**PROBLEM DETAILS:** Give every line of the material again, exactly as written.

**GIVEN RECORDS:**
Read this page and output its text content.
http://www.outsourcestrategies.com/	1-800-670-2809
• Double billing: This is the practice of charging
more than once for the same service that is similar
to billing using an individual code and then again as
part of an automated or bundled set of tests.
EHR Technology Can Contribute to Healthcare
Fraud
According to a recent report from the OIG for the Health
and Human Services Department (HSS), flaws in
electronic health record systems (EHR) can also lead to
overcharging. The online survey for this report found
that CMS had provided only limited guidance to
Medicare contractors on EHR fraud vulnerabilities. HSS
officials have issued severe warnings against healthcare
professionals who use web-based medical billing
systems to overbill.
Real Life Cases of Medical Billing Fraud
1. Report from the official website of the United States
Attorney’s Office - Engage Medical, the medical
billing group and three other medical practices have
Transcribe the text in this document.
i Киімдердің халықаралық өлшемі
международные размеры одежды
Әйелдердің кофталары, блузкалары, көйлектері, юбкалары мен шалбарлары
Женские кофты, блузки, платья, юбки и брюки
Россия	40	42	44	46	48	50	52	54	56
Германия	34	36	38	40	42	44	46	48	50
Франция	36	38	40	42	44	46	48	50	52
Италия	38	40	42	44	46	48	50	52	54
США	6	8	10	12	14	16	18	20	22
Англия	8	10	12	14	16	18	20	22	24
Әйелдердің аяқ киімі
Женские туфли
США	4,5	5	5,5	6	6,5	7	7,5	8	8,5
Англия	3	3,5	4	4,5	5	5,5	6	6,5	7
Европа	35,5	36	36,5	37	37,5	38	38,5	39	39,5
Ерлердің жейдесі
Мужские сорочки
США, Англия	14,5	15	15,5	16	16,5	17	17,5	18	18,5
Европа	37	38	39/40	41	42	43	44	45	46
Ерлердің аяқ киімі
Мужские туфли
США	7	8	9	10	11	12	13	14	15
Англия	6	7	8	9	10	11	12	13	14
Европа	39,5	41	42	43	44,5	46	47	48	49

**EXPECTED OUTPUT:**
Read this page and output its text content.
http://www.outsourcestrategies.com/	1-800-670-2809
• Double billing: This is the practice of charging
more than once for the same service that is similar
to billing using an individual code and then again as
part of an automated or bundled set of tests.
EHR Technology Can Contribute to Healthcare
Fraud
According to a recent report from the OIG for the Health
and Human Services Department (HSS), flaws in
electronic health record systems (EHR) can also lead to
overcharging. The online survey for this report found
that CMS had provided only limited guidance to
Medicare contractors on EHR fraud vulnerabilities. HSS
officials have issued severe warnings against healthcare
professionals who use web-based medical billing
systems to overbill.
Real Life Cases of Medical Billing Fraud
1. Report from the official website of the United States
Attorney’s Office - Engage Medical, the medical
billing group and three other medical practices have
Transcribe the text in this document.
i Киімдердің халықаралық өлшемі
международные размеры одежды
Әйелдердің кофталары, блузкалары, көйлектері, юбкалары мен шалбарлары
Женские кофты, блузки, платья, юбки и брюки
Россия	40	42	44	46	48	50	52	54	56
Германия	34	36	38	40	42	44	46	48	50
Франция	36	38	40	42	44	46	48	50	52
Италия	38	40	42	44	46	48	50	52	54
США	6	8	10	12	14	16	18	20	22
Англия	8	10	12	14	16	18	20	22	24
Әйелдердің аяқ киімі
Женские туфли
США	4,5	5	5,5	6	6,5	7	7,5	8	8,5
Англия	3	3,5	4	4,5	5	5,5	6	6,5	7
Европа	35,5	36	36,5	37	37,5	38	38,5	39	39,5
Ерлердің жейдесі
Мужские сорочки
США, Англия	14,5	15	15,5	16	16,5	17	17,5	18	18,5
Европа	37	38	39/40	41	42	43	44	45	46
Ерлердің аяқ киімі
Мужские туфли
США	7	8	9	10	11	12	13	14	15
Англия	6	7	8	9	10	11	12	13	14
Европа	39,5	41	42	43	44,5	46	47	48	49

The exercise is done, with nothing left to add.